● **PROBLEM STATEMENT**: Return the following lines and nothing else: the one holding "Decode this image" and all those after it in the records below, unchanged, minus any pictures.

● **EXTRACTED RECORDS**:

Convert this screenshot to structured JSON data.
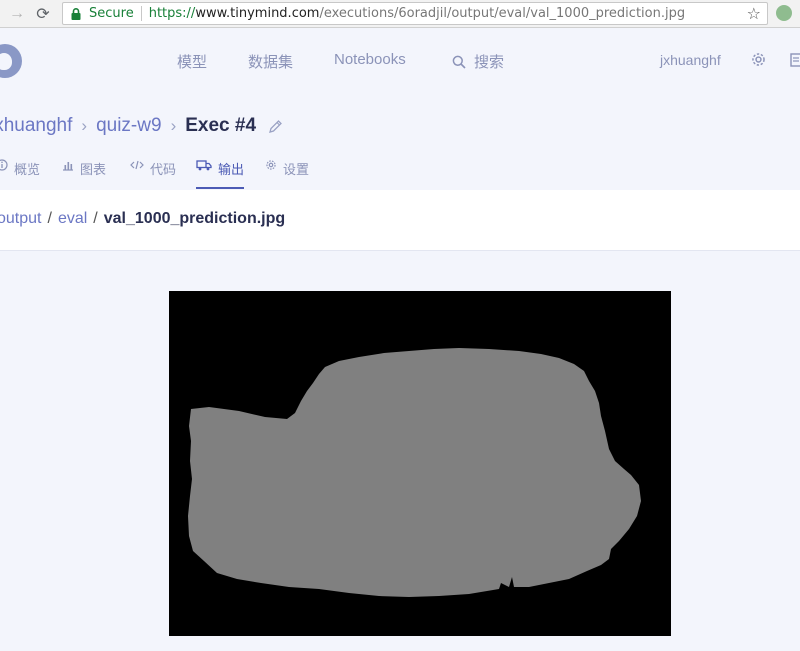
{
  "browser": {
    "secure_label": "Secure",
    "url_scheme": "https://",
    "url_host": "www.tinymind.com",
    "url_path": "/executions/6oradjil/output/eval/val_1000_prediction.jpg"
  },
  "nav": {
    "models": "模型",
    "datasets": "数据集",
    "notebooks": "Notebooks",
    "search": "搜索",
    "username": "jxhuanghf"
  },
  "breadcrumb": {
    "user": "jxhuanghf",
    "project": "quiz-w9",
    "current": "Exec #4"
  },
  "tabs": [
    {
      "label": "概览",
      "icon": "info-icon"
    },
    {
      "label": "图表",
      "icon": "bar-chart-icon"
    },
    {
      "label": "代码",
      "icon": "code-icon"
    },
    {
      "label": "输出",
      "icon": "truck-icon",
      "active": true
    },
    {
      "label": "设置",
      "icon": "gear-icon"
    }
  ],
  "file_path": {
    "segments": [
      "output",
      "eval"
    ],
    "file": "val_1000_prediction.jpg"
  },
  "preview": {
    "background_color": "#000000",
    "mask_color": "#808080"
  },
  "colors": {
    "accent": "#4c5bb5",
    "link": "#6b77c4",
    "muted": "#8b93b8",
    "page_bg": "#f3f5fc"
  }
}
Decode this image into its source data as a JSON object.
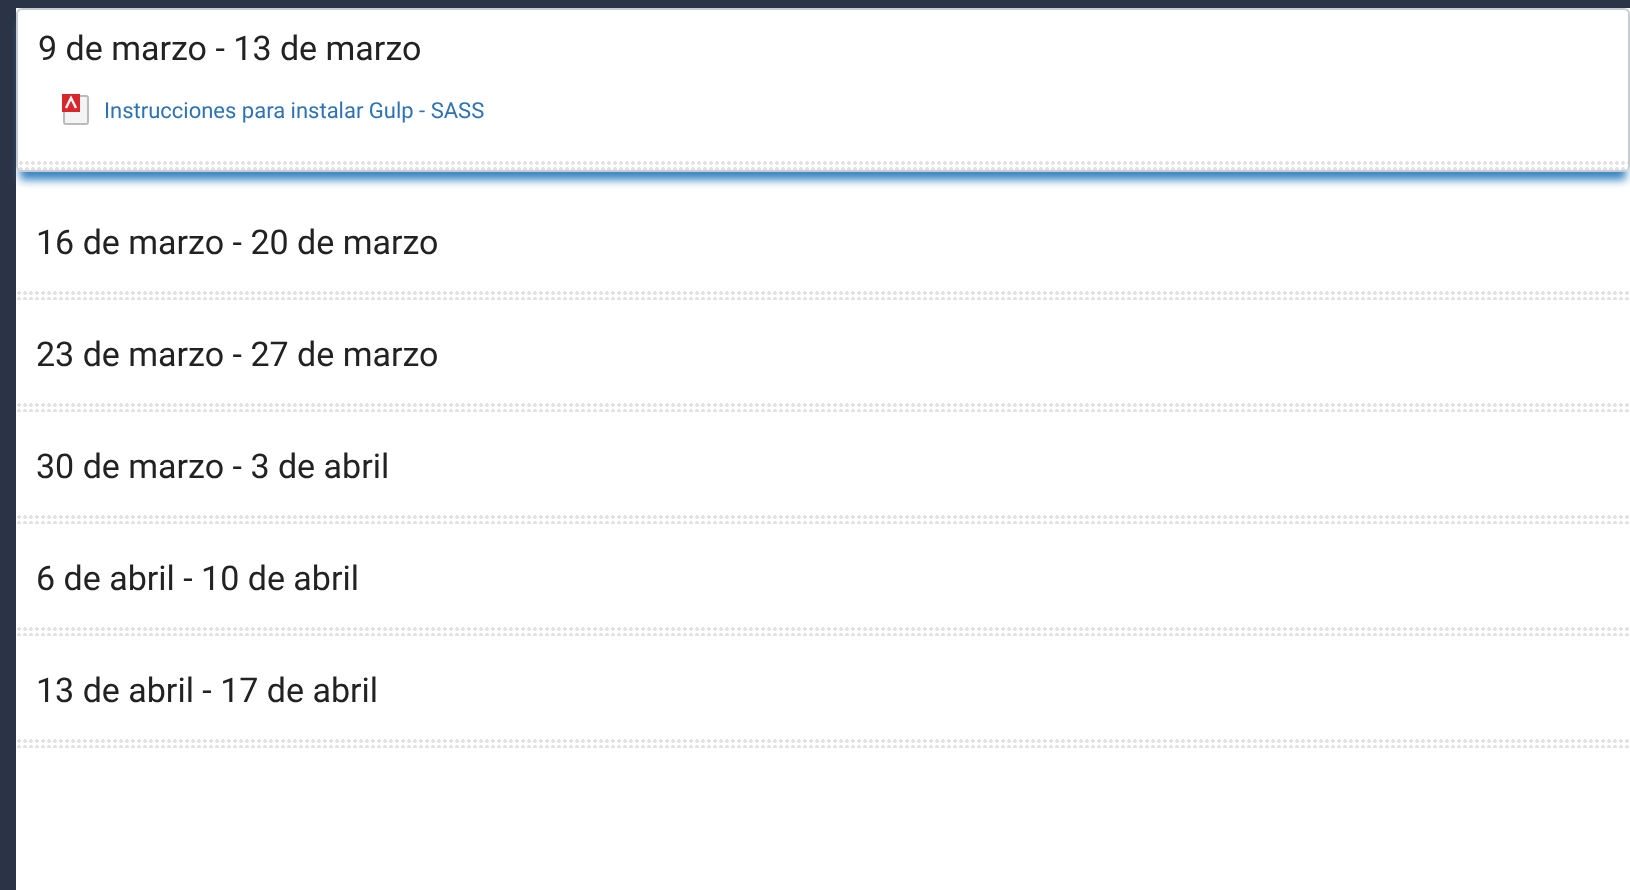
{
  "sections": [
    {
      "title": "9 de marzo - 13 de marzo",
      "current": true,
      "resources": [
        {
          "kind": "pdf",
          "label": "Instrucciones para instalar Gulp - SASS"
        }
      ]
    },
    {
      "title": "16 de marzo - 20 de marzo",
      "current": false
    },
    {
      "title": "23 de marzo - 27 de marzo",
      "current": false
    },
    {
      "title": "30 de marzo - 3 de abril",
      "current": false
    },
    {
      "title": "6 de abril - 10 de abril",
      "current": false
    },
    {
      "title": "13 de abril - 17 de abril",
      "current": false
    }
  ]
}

● **TASK RESULT**:
Decode this image into its source data as a JSON object.
{
  "sections": [
    {
      "title": "9 de marzo - 13 de marzo",
      "current": true,
      "resources": [
        {
          "kind": "pdf",
          "label": "Instrucciones para instalar Gulp - SASS"
        }
      ]
    },
    {
      "title": "16 de marzo - 20 de marzo",
      "current": false
    },
    {
      "title": "23 de marzo - 27 de marzo",
      "current": false
    },
    {
      "title": "30 de marzo - 3 de abril",
      "current": false
    },
    {
      "title": "6 de abril - 10 de abril",
      "current": false
    },
    {
      "title": "13 de abril - 17 de abril",
      "current": false
    }
  ]
}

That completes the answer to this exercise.